- **EXTRACTED ENTRIES**:
★ ★ ★ ★

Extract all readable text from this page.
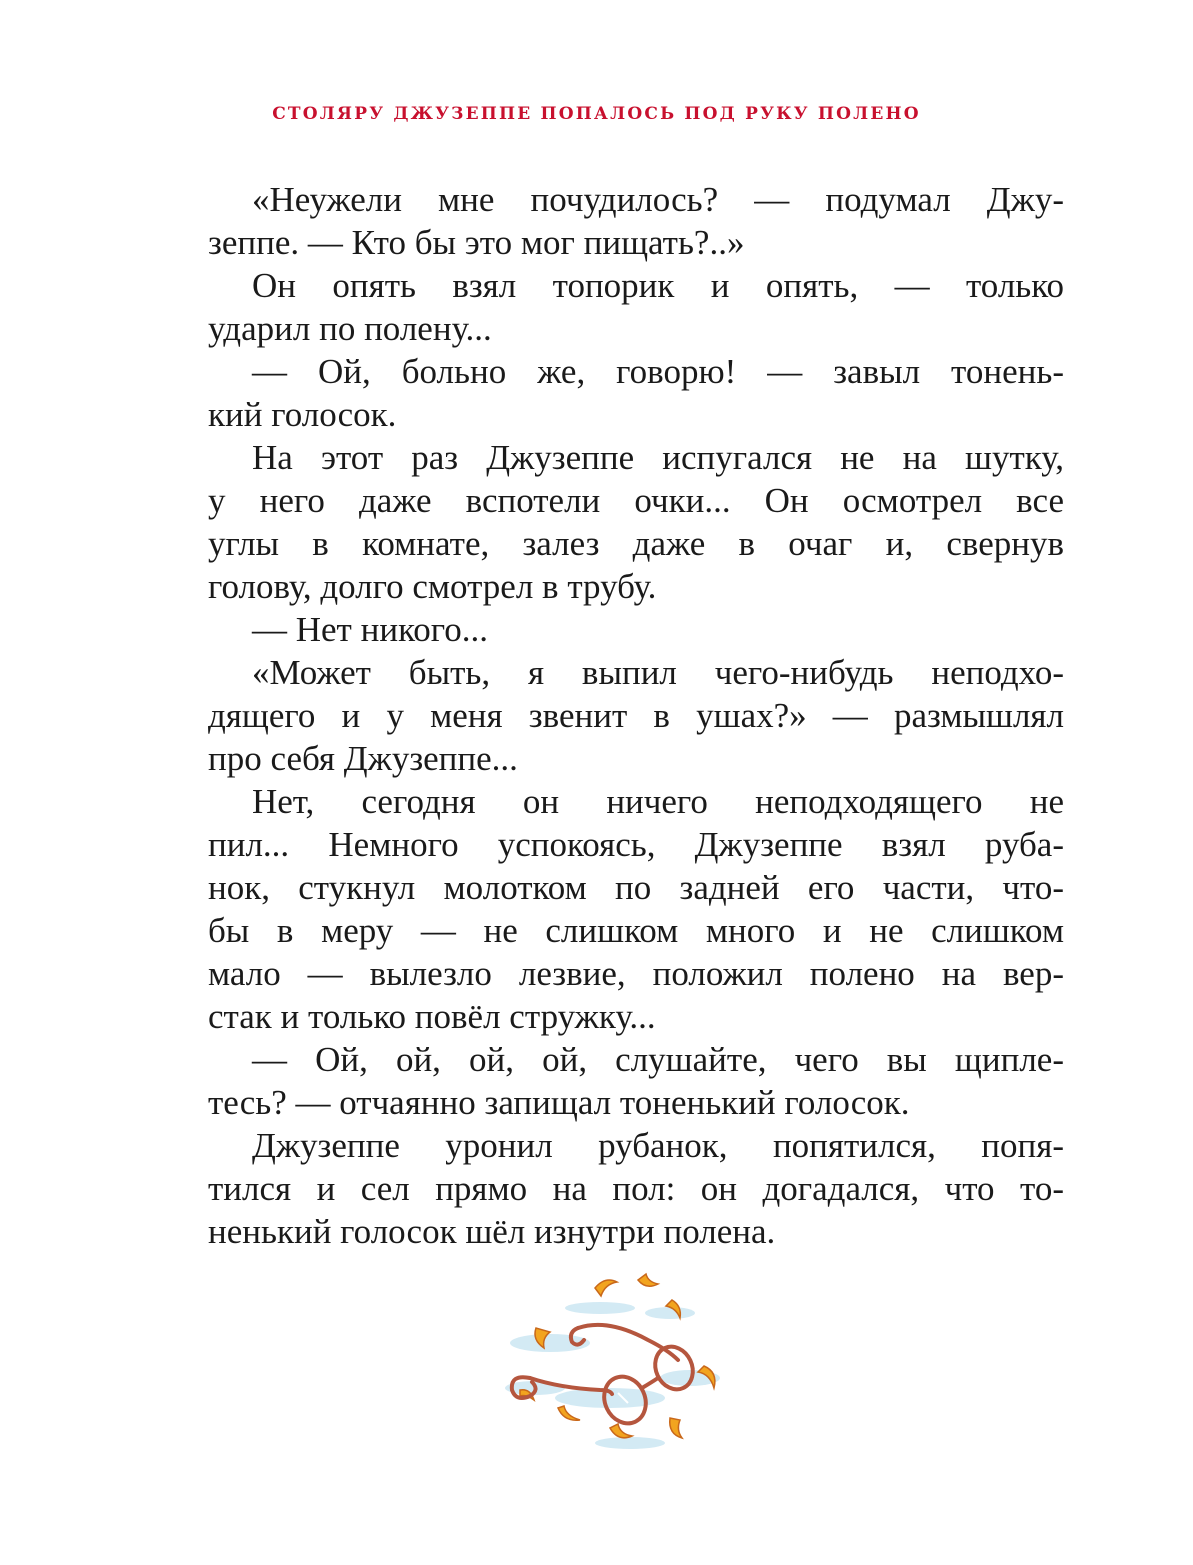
СТОЛЯРУ ДЖУЗЕППЕ ПОПАЛОСЬ ПОД РУКУ ПОЛЕНО
«Неужели мне почудилось? — подумал Джу-
зеппе. — Кто бы это мог пищать?..»
Он опять взял топорик и опять, — только
ударил по полену...
— Ой, больно же, говорю! — завыл тонень-
кий голосок.
На этот раз Джузеппе испугался не на шутку,
у него даже вспотели очки... Он осмотрел все
углы в комнате, залез даже в очаг и, свернув
голову, долго смотрел в трубу.
— Нет никого...
«Может быть, я выпил чего-нибудь неподхо-
дящего и у меня звенит в ушах?» — размышлял
про себя Джузеппе...
Нет, сегодня он ничего неподходящего не
пил... Немного успокоясь, Джузеппе взял руба-
нок, стукнул молотком по задней его части, что-
бы в меру — не слишком много и не слишком
мало — вылезло лезвие, положил полено на вер-
стак и только повёл стружку...
— Ой, ой, ой, ой, слушайте, чего вы щипле-
тесь? — отчаянно запищал тоненький голосок.
Джузеппе уронил рубанок, попятился, попя-
тился и сел прямо на пол: он догадался, что то-
ненький голосок шёл изнутри полена.
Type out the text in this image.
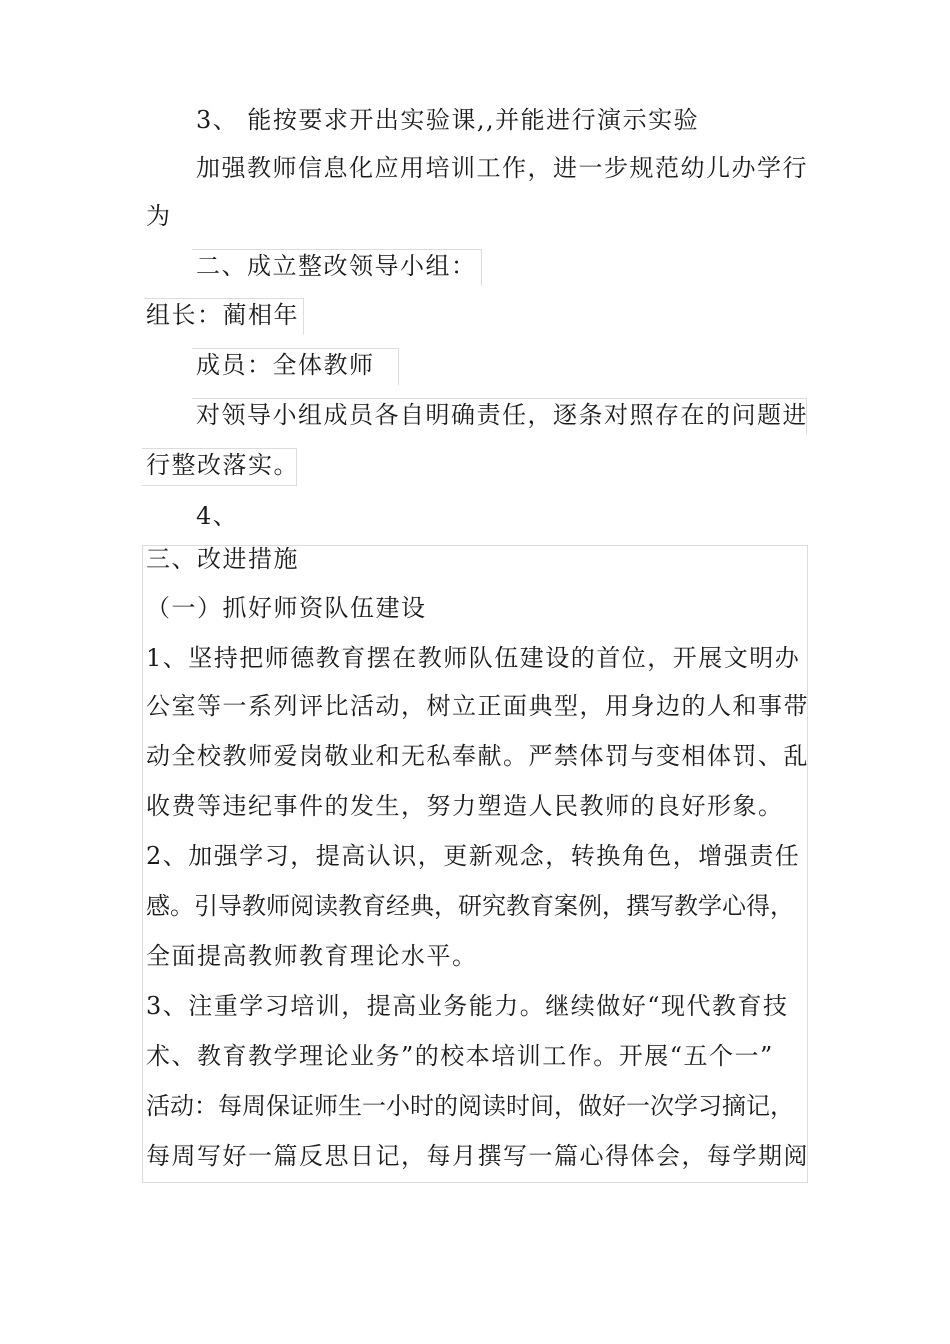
3、 能按要求开出实验课,,并能进行演示实验
加强教师信息化应用培训工作，进一步规范幼儿办学行
为
二、成立整改领导小组：
组长：蔺相年
成员：全体教师
对领导小组成员各自明确责任，逐条对照存在的问题进
行整改落实。
4、
三、改进措施
（一）抓好师资队伍建设
1、坚持把师德教育摆在教师队伍建设的首位，开展文明办
公室等一系列评比活动，树立正面典型，用身边的人和事带
动全校教师爱岗敬业和无私奉献。严禁体罚与变相体罚、乱
收费等违纪事件的发生，努力塑造人民教师的良好形象。
2、加强学习，提高认识，更新观念，转换角色，增强责任
感。引导教师阅读教育经典，研究教育案例，撰写教学心得，
全面提高教师教育理论水平。
3、注重学习培训，提高业务能力。继续做好“现代教育技
术、教育教学理论业务”的校本培训工作。开展“五个一”
活动：每周保证师生一小时的阅读时间，做好一次学习摘记，
每周写好一篇反思日记，每月撰写一篇心得体会，每学期阅
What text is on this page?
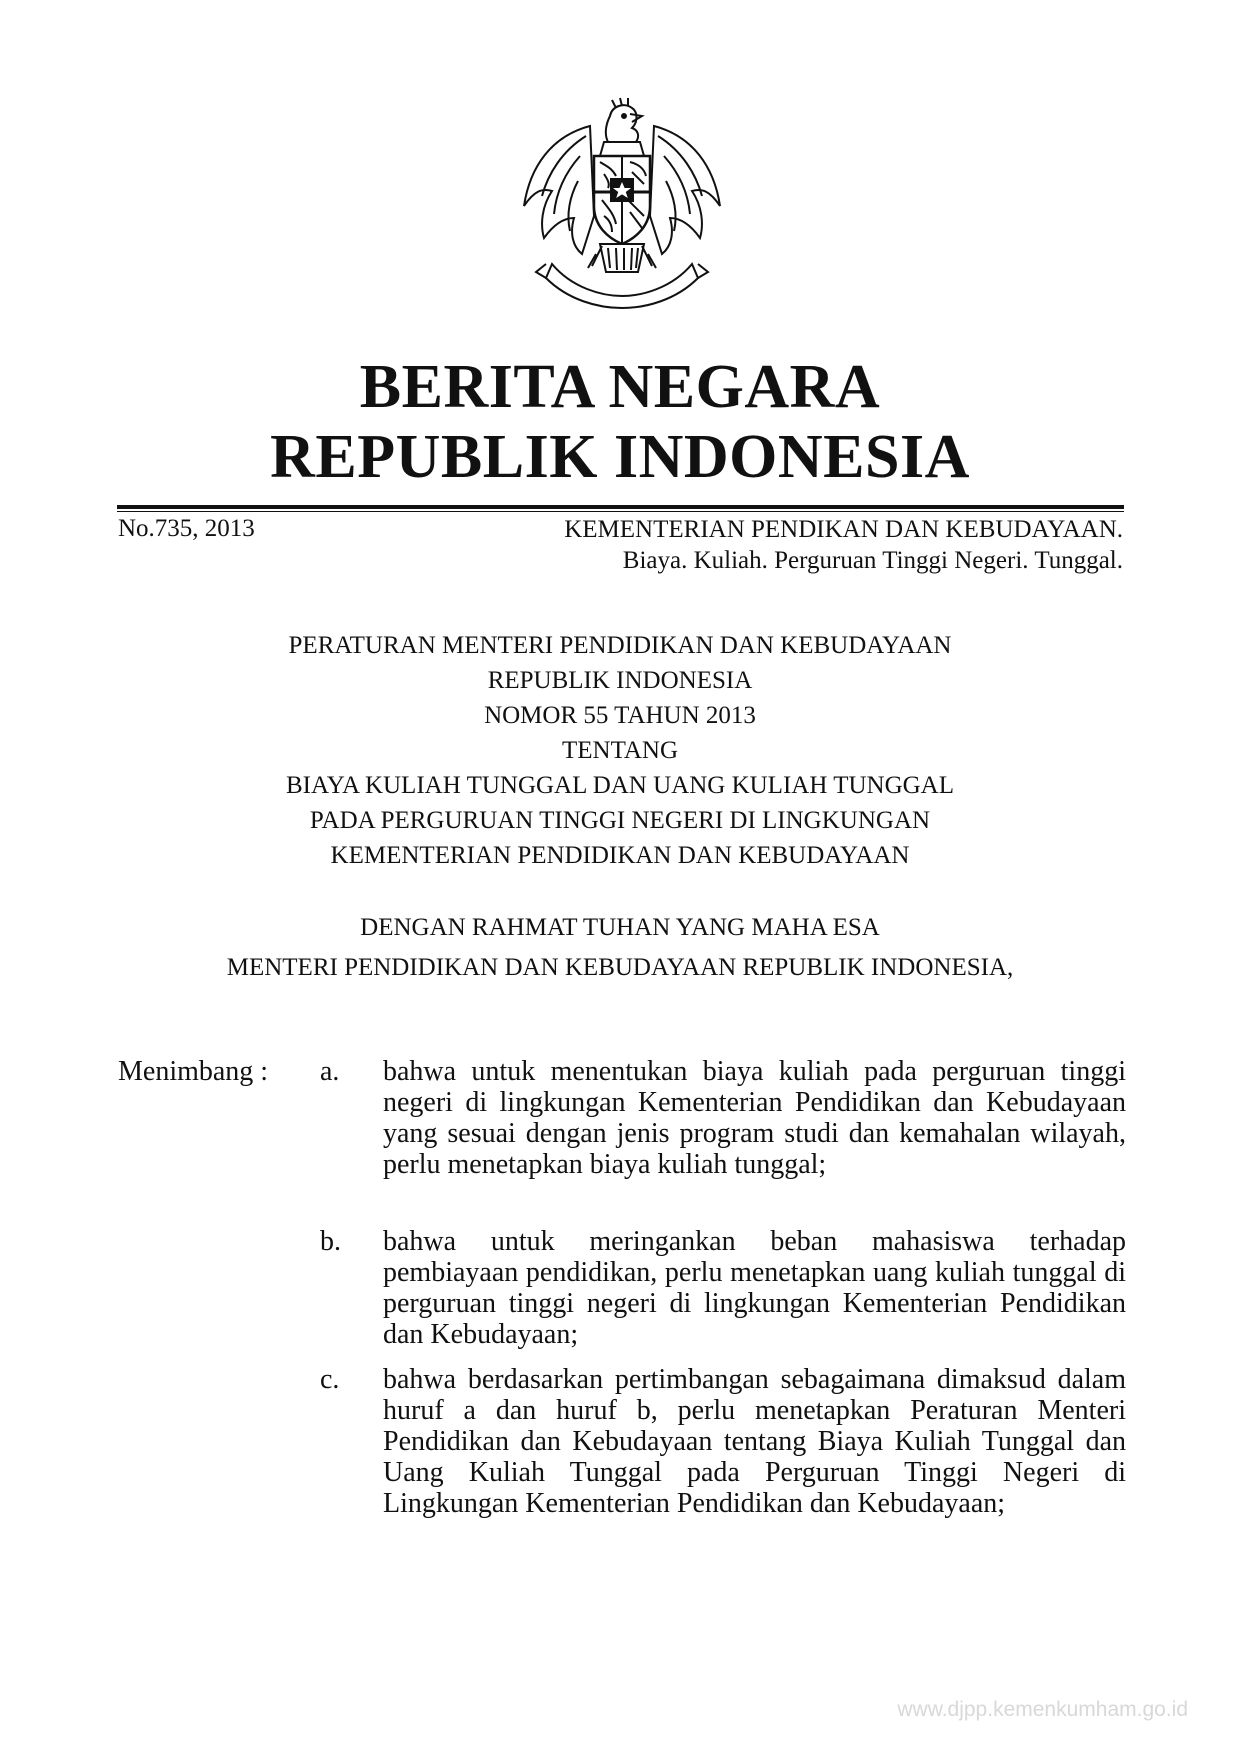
BERITA NEGARA
REPUBLIK INDONESIA
No.735, 2013	KEMENTERIAN PENDIKAN DAN KEBUDAYAAN.
Biaya. Kuliah. Perguruan Tinggi Negeri. Tunggal.
PERATURAN MENTERI PENDIDIKAN DAN KEBUDAYAAN
REPUBLIK INDONESIA
NOMOR 55 TAHUN 2013
TENTANG
BIAYA KULIAH TUNGGAL DAN UANG KULIAH TUNGGAL
PADA PERGURUAN TINGGI NEGERI DI LINGKUNGAN
KEMENTERIAN PENDIDIKAN DAN KEBUDAYAAN
DENGAN RAHMAT TUHAN YANG MAHA ESA
MENTERI PENDIDIKAN DAN KEBUDAYAAN REPUBLIK INDONESIA,
Menimbang : a.	bahwa untuk menentukan biaya kuliah pada perguruan tinggi negeri di lingkungan Kementerian Pendidikan dan Kebudayaan yang sesuai dengan jenis program studi dan kemahalan wilayah, perlu menetapkan biaya kuliah tunggal;
b.	bahwa untuk meringankan beban mahasiswa terhadap pembiayaan pendidikan, perlu menetapkan uang kuliah tunggal di perguruan tinggi negeri di lingkungan Kementerian Pendidikan dan Kebudayaan;
c.	bahwa berdasarkan pertimbangan sebagaimana dimaksud dalam huruf a dan huruf b, perlu menetapkan Peraturan Menteri Pendidikan dan Kebudayaan tentang Biaya Kuliah Tunggal dan Uang Kuliah Tunggal pada Perguruan Tinggi Negeri di Lingkungan Kementerian Pendidikan dan Kebudayaan;
www.djpp.kemenkumham.go.id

★ ★ ★ ★

- **PROBLEM REQUIREMENTS**: Omit all pictures and write out, exactly, only the lines from the line containing "Type out the text in this image." through the last line of the entries above.

- **SOLUTION BELOW**:
Type out the text in this image.
3、 能按要求开出实验课,,并能进行演示实验
加强教师信息化应用培训工作，进一步规范幼儿办学行
为
二、成立整改领导小组：
组长：蔺相年
成员：全体教师
对领导小组成员各自明确责任，逐条对照存在的问题进
行整改落实。
4、
三、改进措施
（一）抓好师资队伍建设
1、坚持把师德教育摆在教师队伍建设的首位，开展文明办
公室等一系列评比活动，树立正面典型，用身边的人和事带
动全校教师爱岗敬业和无私奉献。严禁体罚与变相体罚、乱
收费等违纪事件的发生，努力塑造人民教师的良好形象。
2、加强学习，提高认识，更新观念，转换角色，增强责任
感。引导教师阅读教育经典，研究教育案例，撰写教学心得，
全面提高教师教育理论水平。
3、注重学习培训，提高业务能力。继续做好“现代教育技
术、教育教学理论业务”的校本培训工作。开展“五个一”
活动：每周保证师生一小时的阅读时间，做好一次学习摘记，
每周写好一篇反思日记，每月撰写一篇心得体会，每学期阅
What text is on this page?
BERITA NEGARA
REPUBLIK INDONESIA
No.735, 2013	KEMENTERIAN PENDIKAN DAN KEBUDAYAAN.
Biaya. Kuliah. Perguruan Tinggi Negeri. Tunggal.
PERATURAN MENTERI PENDIDIKAN DAN KEBUDAYAAN
REPUBLIK INDONESIA
NOMOR 55 TAHUN 2013
TENTANG
BIAYA KULIAH TUNGGAL DAN UANG KULIAH TUNGGAL
PADA PERGURUAN TINGGI NEGERI DI LINGKUNGAN
KEMENTERIAN PENDIDIKAN DAN KEBUDAYAAN
DENGAN RAHMAT TUHAN YANG MAHA ESA
MENTERI PENDIDIKAN DAN KEBUDAYAAN REPUBLIK INDONESIA,
Menimbang : a.	bahwa untuk menentukan biaya kuliah pada perguruan tinggi negeri di lingkungan Kementerian Pendidikan dan Kebudayaan yang sesuai dengan jenis program studi dan kemahalan wilayah, perlu menetapkan biaya kuliah tunggal;
b.	bahwa untuk meringankan beban mahasiswa terhadap pembiayaan pendidikan, perlu menetapkan uang kuliah tunggal di perguruan tinggi negeri di lingkungan Kementerian Pendidikan dan Kebudayaan;
c.	bahwa berdasarkan pertimbangan sebagaimana dimaksud dalam huruf a dan huruf b, perlu menetapkan Peraturan Menteri Pendidikan dan Kebudayaan tentang Biaya Kuliah Tunggal dan Uang Kuliah Tunggal pada Perguruan Tinggi Negeri di Lingkungan Kementerian Pendidikan dan Kebudayaan;
www.djpp.kemenkumham.go.id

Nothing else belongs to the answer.